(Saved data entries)
[START]
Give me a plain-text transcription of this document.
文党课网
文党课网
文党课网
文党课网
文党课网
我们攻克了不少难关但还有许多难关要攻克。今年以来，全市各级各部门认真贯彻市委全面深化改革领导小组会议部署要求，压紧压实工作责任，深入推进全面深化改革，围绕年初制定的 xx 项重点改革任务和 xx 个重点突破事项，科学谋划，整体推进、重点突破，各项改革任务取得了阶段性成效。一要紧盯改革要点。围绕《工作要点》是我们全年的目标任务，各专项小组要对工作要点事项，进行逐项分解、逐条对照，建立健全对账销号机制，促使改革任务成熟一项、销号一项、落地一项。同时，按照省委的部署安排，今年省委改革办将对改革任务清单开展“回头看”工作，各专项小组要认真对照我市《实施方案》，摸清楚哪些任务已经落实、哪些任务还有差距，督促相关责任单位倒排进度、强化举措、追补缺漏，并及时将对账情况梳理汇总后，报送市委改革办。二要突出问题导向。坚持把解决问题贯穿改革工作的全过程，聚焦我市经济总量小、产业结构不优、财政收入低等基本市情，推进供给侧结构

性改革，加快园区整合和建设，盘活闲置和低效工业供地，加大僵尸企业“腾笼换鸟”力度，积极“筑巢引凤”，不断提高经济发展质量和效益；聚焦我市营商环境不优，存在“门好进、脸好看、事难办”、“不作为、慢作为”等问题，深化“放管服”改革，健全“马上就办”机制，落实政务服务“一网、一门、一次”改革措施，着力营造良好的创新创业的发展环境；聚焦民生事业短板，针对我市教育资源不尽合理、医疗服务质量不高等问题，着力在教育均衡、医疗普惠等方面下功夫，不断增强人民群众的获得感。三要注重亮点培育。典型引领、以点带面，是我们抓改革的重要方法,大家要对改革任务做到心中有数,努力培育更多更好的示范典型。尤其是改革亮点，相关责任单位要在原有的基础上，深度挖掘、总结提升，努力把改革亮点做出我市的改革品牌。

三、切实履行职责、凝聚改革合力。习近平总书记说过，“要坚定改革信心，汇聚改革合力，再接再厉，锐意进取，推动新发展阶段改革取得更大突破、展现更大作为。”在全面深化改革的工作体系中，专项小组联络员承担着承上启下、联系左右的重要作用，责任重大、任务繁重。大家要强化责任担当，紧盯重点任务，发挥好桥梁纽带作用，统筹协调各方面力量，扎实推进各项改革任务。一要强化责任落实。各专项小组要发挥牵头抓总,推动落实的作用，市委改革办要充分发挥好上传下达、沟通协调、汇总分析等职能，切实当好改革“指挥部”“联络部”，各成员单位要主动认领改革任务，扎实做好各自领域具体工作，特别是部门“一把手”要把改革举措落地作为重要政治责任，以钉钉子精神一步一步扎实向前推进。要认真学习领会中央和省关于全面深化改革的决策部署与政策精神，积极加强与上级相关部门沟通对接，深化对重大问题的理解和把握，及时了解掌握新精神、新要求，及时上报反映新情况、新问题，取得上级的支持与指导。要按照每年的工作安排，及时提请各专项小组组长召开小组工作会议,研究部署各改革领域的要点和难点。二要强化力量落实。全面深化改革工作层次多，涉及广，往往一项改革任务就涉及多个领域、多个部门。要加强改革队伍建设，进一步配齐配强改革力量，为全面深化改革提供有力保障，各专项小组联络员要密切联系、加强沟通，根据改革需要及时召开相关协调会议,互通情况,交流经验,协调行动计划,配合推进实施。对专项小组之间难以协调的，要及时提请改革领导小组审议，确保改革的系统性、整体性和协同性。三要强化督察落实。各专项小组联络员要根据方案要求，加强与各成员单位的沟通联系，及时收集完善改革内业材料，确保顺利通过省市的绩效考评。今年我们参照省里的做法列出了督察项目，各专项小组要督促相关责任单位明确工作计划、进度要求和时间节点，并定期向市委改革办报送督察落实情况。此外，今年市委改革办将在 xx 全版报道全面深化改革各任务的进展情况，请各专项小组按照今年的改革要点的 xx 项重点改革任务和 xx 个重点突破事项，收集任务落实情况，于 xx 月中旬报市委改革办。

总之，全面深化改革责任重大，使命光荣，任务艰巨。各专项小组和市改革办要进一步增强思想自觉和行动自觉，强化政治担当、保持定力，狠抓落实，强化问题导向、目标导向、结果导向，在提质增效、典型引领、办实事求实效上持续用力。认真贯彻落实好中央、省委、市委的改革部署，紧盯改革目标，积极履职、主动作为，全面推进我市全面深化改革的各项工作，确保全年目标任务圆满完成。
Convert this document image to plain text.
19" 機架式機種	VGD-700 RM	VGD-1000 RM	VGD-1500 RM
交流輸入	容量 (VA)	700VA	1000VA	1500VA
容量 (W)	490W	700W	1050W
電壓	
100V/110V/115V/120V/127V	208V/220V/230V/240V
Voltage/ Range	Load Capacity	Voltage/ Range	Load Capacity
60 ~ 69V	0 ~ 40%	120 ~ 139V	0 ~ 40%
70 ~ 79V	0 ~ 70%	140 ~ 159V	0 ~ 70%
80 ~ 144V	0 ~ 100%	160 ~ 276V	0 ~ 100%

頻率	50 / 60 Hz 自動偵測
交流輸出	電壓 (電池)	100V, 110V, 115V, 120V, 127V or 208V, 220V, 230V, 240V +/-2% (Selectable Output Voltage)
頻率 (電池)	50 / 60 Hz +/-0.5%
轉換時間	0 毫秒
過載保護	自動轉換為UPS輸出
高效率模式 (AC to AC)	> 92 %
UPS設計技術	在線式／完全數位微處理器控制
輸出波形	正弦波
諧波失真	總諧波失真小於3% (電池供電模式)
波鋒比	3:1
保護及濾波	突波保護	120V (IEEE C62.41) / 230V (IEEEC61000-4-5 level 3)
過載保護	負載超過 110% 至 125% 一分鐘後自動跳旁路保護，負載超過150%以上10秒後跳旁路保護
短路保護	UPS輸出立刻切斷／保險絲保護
[END]
## Your objective:
Take the line in which "Convert this document image to plain text." occurs and each subsequent line through the end; give these lines again without alteration.

## Answer for the task:
Convert this document image to plain text.
19" 機架式機種	VGD-700 RM	VGD-1000 RM	VGD-1500 RM
交流輸入	容量 (VA)	700VA	1000VA	1500VA
容量 (W)	490W	700W	1050W
電壓	
100V/110V/115V/120V/127V	208V/220V/230V/240V
Voltage/ Range	Load Capacity	Voltage/ Range	Load Capacity
60 ~ 69V	0 ~ 40%	120 ~ 139V	0 ~ 40%
70 ~ 79V	0 ~ 70%	140 ~ 159V	0 ~ 70%
80 ~ 144V	0 ~ 100%	160 ~ 276V	0 ~ 100%

頻率	50 / 60 Hz 自動偵測
交流輸出	電壓 (電池)	100V, 110V, 115V, 120V, 127V or 208V, 220V, 230V, 240V +/-2% (Selectable Output Voltage)
頻率 (電池)	50 / 60 Hz +/-0.5%
轉換時間	0 毫秒
過載保護	自動轉換為UPS輸出
高效率模式 (AC to AC)	> 92 %
UPS設計技術	在線式／完全數位微處理器控制
輸出波形	正弦波
諧波失真	總諧波失真小於3% (電池供電模式)
波鋒比	3:1
保護及濾波	突波保護	120V (IEEE C62.41) / 230V (IEEEC61000-4-5 level 3)
過載保護	負載超過 110% 至 125% 一分鐘後自動跳旁路保護，負載超過150%以上10秒後跳旁路保護
短路保護	UPS輸出立刻切斷／保險絲保護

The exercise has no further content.